§ SUPPLIED MATERIAL
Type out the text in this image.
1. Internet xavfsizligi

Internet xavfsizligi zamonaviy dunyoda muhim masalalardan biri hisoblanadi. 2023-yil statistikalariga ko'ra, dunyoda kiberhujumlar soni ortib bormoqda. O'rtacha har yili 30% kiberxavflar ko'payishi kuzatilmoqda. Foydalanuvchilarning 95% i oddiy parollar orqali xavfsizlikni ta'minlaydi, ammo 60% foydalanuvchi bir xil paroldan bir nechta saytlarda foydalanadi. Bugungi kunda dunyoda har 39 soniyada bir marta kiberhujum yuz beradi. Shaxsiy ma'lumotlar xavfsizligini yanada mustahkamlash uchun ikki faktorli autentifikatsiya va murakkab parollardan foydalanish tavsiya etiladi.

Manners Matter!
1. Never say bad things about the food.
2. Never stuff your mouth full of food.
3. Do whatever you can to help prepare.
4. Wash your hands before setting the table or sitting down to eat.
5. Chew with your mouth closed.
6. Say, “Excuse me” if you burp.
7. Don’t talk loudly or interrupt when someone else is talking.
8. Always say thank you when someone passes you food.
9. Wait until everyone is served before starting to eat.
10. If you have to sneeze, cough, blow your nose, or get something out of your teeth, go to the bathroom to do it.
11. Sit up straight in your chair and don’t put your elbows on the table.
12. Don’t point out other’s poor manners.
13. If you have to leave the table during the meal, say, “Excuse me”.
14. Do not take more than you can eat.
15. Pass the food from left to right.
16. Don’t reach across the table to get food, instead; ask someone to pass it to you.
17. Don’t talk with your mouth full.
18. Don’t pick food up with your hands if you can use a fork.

§ JOB
From the data above, work out how many lines contain the string "before" and reply with only the number.

§ TASK OUTPUT
2